Direction — Everything from the line that contains "Give me a plain-text" through the final line of the records should be written out exactly, and nothing outside that span.

═════ Data entries

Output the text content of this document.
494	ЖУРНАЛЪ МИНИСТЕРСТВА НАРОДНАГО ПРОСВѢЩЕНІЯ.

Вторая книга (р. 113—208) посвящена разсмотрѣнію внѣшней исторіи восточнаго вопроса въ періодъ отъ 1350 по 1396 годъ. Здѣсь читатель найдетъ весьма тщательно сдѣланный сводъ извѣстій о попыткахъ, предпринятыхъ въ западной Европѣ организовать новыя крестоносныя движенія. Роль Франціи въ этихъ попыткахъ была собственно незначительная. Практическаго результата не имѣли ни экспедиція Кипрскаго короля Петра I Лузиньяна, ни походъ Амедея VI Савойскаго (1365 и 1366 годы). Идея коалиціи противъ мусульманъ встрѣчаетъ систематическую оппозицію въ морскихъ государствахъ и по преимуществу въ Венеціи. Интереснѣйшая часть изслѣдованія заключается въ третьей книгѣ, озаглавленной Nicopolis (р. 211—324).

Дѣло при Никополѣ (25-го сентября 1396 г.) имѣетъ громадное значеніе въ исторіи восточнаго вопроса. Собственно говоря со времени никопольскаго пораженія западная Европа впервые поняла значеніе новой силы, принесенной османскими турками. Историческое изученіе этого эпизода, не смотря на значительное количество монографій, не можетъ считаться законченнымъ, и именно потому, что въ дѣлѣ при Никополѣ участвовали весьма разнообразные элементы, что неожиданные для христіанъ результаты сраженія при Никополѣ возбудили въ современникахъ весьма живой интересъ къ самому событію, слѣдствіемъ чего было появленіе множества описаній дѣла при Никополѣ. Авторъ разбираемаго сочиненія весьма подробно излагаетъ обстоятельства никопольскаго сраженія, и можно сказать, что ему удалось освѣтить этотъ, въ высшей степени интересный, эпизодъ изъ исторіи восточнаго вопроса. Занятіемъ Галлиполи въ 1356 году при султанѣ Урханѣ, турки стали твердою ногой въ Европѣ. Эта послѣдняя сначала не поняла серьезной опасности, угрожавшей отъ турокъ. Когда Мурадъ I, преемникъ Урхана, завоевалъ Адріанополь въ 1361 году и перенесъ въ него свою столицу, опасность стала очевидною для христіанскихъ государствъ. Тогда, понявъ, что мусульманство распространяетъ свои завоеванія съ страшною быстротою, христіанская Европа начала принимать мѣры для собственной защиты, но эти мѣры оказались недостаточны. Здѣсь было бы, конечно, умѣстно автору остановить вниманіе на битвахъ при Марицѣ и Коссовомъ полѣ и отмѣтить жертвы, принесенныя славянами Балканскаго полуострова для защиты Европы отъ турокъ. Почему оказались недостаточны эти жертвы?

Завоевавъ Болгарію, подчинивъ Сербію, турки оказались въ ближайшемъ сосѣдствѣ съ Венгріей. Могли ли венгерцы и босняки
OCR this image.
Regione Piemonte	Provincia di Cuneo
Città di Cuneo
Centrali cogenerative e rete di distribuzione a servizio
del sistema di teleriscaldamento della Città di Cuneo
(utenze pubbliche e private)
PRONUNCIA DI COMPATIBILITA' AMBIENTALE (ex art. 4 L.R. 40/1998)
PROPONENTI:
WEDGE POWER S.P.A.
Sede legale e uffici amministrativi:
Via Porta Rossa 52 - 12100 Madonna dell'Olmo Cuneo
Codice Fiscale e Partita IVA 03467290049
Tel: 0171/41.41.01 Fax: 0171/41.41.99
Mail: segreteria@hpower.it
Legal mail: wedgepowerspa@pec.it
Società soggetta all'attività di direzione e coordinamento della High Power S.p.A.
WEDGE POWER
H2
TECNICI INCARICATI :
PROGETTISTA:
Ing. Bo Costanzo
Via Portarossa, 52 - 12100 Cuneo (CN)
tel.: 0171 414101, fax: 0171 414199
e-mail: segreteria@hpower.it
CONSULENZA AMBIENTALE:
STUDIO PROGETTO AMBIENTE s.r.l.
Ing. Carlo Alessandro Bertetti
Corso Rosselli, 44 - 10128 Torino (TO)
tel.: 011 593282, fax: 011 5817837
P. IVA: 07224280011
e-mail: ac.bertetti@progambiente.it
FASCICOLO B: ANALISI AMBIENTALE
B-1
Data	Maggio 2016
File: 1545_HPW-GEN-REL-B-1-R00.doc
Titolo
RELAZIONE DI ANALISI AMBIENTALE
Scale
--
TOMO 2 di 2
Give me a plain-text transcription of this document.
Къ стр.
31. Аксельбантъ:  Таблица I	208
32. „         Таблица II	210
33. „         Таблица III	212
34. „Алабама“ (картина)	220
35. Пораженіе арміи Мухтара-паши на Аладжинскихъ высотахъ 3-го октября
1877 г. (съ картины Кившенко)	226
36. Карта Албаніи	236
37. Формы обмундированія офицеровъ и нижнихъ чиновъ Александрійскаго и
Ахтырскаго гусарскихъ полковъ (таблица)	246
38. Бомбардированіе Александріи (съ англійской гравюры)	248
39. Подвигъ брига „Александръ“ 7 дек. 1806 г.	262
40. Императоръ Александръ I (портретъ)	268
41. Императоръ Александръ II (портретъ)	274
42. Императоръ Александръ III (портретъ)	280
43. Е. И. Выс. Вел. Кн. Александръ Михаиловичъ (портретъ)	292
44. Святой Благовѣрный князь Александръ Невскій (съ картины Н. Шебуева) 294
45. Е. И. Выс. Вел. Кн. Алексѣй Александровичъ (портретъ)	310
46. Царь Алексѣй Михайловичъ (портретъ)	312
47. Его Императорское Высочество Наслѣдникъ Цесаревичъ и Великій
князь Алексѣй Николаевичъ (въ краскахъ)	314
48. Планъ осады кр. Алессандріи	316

══════════

Written solution —
Give me a plain-text transcription of this document.
Къ стр.
31. Аксельбантъ:  Таблица I	208
32. „         Таблица II	210
33. „         Таблица III	212
34. „Алабама“ (картина)	220
35. Пораженіе арміи Мухтара-паши на Аладжинскихъ высотахъ 3-го октября
1877 г. (съ картины Кившенко)	226
36. Карта Албаніи	236
37. Формы обмундированія офицеровъ и нижнихъ чиновъ Александрійскаго и
Ахтырскаго гусарскихъ полковъ (таблица)	246
38. Бомбардированіе Александріи (съ англійской гравюры)	248
39. Подвигъ брига „Александръ“ 7 дек. 1806 г.	262
40. Императоръ Александръ I (портретъ)	268
41. Императоръ Александръ II (портретъ)	274
42. Императоръ Александръ III (портретъ)	280
43. Е. И. Выс. Вел. Кн. Александръ Михаиловичъ (портретъ)	292
44. Святой Благовѣрный князь Александръ Невскій (съ картины Н. Шебуева) 294
45. Е. И. Выс. Вел. Кн. Алексѣй Александровичъ (портретъ)	310
46. Царь Алексѣй Михайловичъ (портретъ)	312
47. Его Императорское Высочество Наслѣдникъ Цесаревичъ и Великій
князь Алексѣй Николаевичъ (въ краскахъ)	314
48. Планъ осады кр. Алессандріи	316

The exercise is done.